All entries must be repeated exactly; do not include the pictures.

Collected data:
•••••
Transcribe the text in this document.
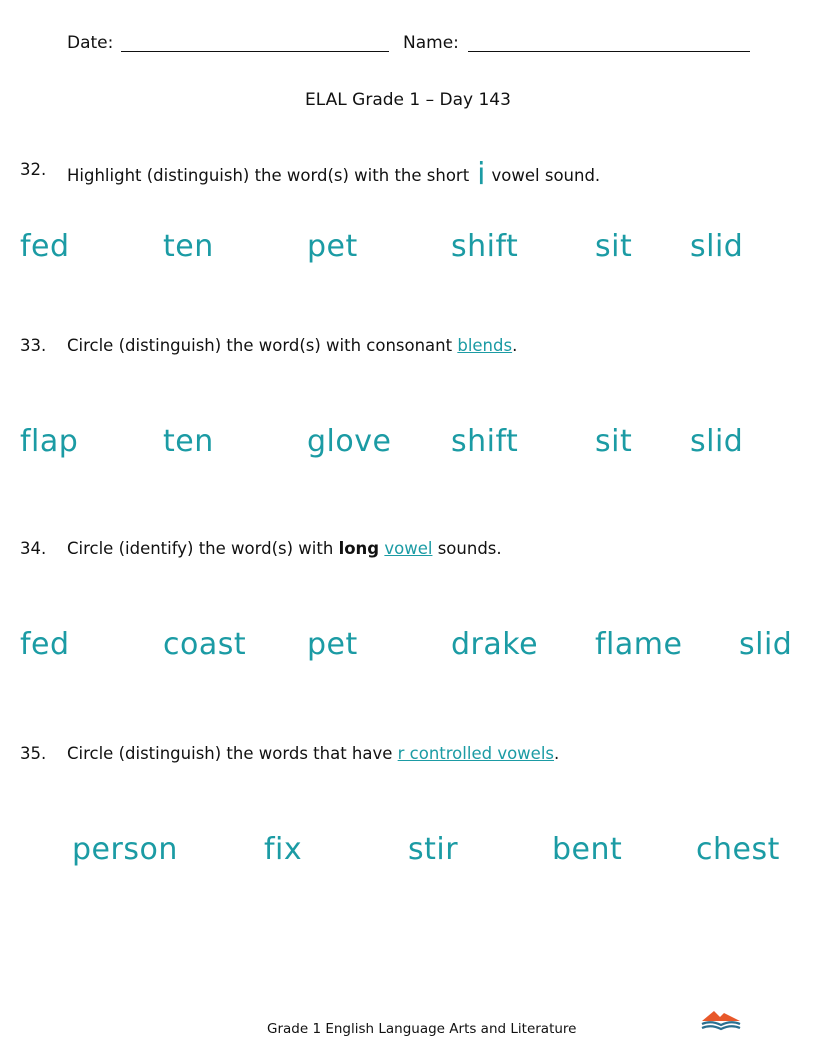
Date:	Name:
ELAL Grade 1 – Day 143
32. Highlight (distinguish) the word(s) with the short i vowel sound.
fed	ten	pet	shift	sit slid
33. Circle (distinguish) the word(s) with consonant blends.
flap	ten	glove shift	sit slid
34. Circle (identify) the word(s) with long vowel sounds.
fed	coast pet	drake flame slid
35. Circle (distinguish) the words that have r controlled vowels.
person	fix	stir	bent chest
Grade 1 English Language Arts and Literature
•••••
SOLUTION TO THE PROBLEM:
Transcribe the text in this document.
Date:	Name:
ELAL Grade 1 – Day 143
32. Highlight (distinguish) the word(s) with the short i vowel sound.
fed	ten	pet	shift	sit slid
33. Circle (distinguish) the word(s) with consonant blends.
flap	ten	glove shift	sit slid
34. Circle (identify) the word(s) with long vowel sounds.
fed	coast pet	drake flame slid
35. Circle (distinguish) the words that have r controlled vowels.
person	fix	stir	bent chest
Grade 1 English Language Arts and Literature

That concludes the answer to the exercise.